What is required: Go through the entries below and write each one out exactly.

Chart and figure data:
-- START --

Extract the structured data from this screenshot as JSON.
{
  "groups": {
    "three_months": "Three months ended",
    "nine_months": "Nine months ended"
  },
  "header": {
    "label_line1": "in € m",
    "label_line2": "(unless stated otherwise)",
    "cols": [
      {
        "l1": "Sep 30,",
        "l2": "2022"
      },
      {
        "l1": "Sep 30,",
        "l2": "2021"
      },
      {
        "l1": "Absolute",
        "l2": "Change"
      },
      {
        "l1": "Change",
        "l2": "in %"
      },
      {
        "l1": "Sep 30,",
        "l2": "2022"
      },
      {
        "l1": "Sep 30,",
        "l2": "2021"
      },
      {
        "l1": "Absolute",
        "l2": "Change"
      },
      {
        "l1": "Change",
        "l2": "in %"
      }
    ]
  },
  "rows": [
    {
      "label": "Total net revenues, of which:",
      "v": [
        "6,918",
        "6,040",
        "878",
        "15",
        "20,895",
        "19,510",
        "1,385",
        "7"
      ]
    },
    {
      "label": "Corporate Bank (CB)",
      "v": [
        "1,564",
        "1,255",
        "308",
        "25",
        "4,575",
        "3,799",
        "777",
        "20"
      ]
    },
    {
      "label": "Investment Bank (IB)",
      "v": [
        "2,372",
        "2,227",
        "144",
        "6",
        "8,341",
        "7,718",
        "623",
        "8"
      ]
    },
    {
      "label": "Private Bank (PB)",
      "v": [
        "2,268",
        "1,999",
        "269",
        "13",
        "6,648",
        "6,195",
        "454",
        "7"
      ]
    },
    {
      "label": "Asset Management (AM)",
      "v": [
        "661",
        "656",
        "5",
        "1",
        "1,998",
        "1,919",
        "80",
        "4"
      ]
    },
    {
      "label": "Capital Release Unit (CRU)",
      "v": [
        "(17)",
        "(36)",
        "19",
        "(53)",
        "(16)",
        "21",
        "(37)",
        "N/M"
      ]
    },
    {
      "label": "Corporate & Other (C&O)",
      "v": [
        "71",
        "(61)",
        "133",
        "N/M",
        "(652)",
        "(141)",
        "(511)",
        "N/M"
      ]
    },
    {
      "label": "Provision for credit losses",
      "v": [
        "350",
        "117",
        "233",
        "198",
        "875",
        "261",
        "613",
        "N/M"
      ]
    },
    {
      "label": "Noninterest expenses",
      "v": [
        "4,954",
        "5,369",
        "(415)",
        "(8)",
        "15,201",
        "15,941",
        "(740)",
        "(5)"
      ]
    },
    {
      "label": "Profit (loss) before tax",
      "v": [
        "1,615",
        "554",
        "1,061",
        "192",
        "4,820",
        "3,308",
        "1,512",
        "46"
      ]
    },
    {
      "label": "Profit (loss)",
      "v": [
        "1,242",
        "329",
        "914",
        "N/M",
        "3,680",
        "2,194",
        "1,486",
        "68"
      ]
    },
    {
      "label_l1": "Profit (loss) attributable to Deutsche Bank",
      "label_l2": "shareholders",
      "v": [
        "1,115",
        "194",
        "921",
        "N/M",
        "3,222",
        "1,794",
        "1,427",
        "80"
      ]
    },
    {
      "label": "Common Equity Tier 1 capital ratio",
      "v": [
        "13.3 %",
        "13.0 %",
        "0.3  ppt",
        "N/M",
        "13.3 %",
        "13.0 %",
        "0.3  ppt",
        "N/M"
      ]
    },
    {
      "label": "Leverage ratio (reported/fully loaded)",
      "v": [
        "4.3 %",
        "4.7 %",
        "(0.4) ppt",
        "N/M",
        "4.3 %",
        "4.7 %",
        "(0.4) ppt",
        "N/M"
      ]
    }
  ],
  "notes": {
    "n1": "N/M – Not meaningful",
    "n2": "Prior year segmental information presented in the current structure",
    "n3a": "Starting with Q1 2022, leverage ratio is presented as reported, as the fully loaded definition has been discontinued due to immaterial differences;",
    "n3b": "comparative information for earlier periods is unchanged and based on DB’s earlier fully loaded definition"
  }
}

-- END --

Task answer:
Extract the structured data from this screenshot as JSON.
{
  "groups": {
    "three_months": "Three months ended",
    "nine_months": "Nine months ended"
  },
  "header": {
    "label_line1": "in € m",
    "label_line2": "(unless stated otherwise)",
    "cols": [
      {
        "l1": "Sep 30,",
        "l2": "2022"
      },
      {
        "l1": "Sep 30,",
        "l2": "2021"
      },
      {
        "l1": "Absolute",
        "l2": "Change"
      },
      {
        "l1": "Change",
        "l2": "in %"
      },
      {
        "l1": "Sep 30,",
        "l2": "2022"
      },
      {
        "l1": "Sep 30,",
        "l2": "2021"
      },
      {
        "l1": "Absolute",
        "l2": "Change"
      },
      {
        "l1": "Change",
        "l2": "in %"
      }
    ]
  },
  "rows": [
    {
      "label": "Total net revenues, of which:",
      "v": [
        "6,918",
        "6,040",
        "878",
        "15",
        "20,895",
        "19,510",
        "1,385",
        "7"
      ]
    },
    {
      "label": "Corporate Bank (CB)",
      "v": [
        "1,564",
        "1,255",
        "308",
        "25",
        "4,575",
        "3,799",
        "777",
        "20"
      ]
    },
    {
      "label": "Investment Bank (IB)",
      "v": [
        "2,372",
        "2,227",
        "144",
        "6",
        "8,341",
        "7,718",
        "623",
        "8"
      ]
    },
    {
      "label": "Private Bank (PB)",
      "v": [
        "2,268",
        "1,999",
        "269",
        "13",
        "6,648",
        "6,195",
        "454",
        "7"
      ]
    },
    {
      "label": "Asset Management (AM)",
      "v": [
        "661",
        "656",
        "5",
        "1",
        "1,998",
        "1,919",
        "80",
        "4"
      ]
    },
    {
      "label": "Capital Release Unit (CRU)",
      "v": [
        "(17)",
        "(36)",
        "19",
        "(53)",
        "(16)",
        "21",
        "(37)",
        "N/M"
      ]
    },
    {
      "label": "Corporate & Other (C&O)",
      "v": [
        "71",
        "(61)",
        "133",
        "N/M",
        "(652)",
        "(141)",
        "(511)",
        "N/M"
      ]
    },
    {
      "label": "Provision for credit losses",
      "v": [
        "350",
        "117",
        "233",
        "198",
        "875",
        "261",
        "613",
        "N/M"
      ]
    },
    {
      "label": "Noninterest expenses",
      "v": [
        "4,954",
        "5,369",
        "(415)",
        "(8)",
        "15,201",
        "15,941",
        "(740)",
        "(5)"
      ]
    },
    {
      "label": "Profit (loss) before tax",
      "v": [
        "1,615",
        "554",
        "1,061",
        "192",
        "4,820",
        "3,308",
        "1,512",
        "46"
      ]
    },
    {
      "label": "Profit (loss)",
      "v": [
        "1,242",
        "329",
        "914",
        "N/M",
        "3,680",
        "2,194",
        "1,486",
        "68"
      ]
    },
    {
      "label_l1": "Profit (loss) attributable to Deutsche Bank",
      "label_l2": "shareholders",
      "v": [
        "1,115",
        "194",
        "921",
        "N/M",
        "3,222",
        "1,794",
        "1,427",
        "80"
      ]
    },
    {
      "label": "Common Equity Tier 1 capital ratio",
      "v": [
        "13.3 %",
        "13.0 %",
        "0.3  ppt",
        "N/M",
        "13.3 %",
        "13.0 %",
        "0.3  ppt",
        "N/M"
      ]
    },
    {
      "label": "Leverage ratio (reported/fully loaded)",
      "v": [
        "4.3 %",
        "4.7 %",
        "(0.4) ppt",
        "N/M",
        "4.3 %",
        "4.7 %",
        "(0.4) ppt",
        "N/M"
      ]
    }
  ],
  "notes": {
    "n1": "N/M – Not meaningful",
    "n2": "Prior year segmental information presented in the current structure",
    "n3a": "Starting with Q1 2022, leverage ratio is presented as reported, as the fully loaded definition has been discontinued due to immaterial differences;",
    "n3b": "comparative information for earlier periods is unchanged and based on DB’s earlier fully loaded definition"
  }
}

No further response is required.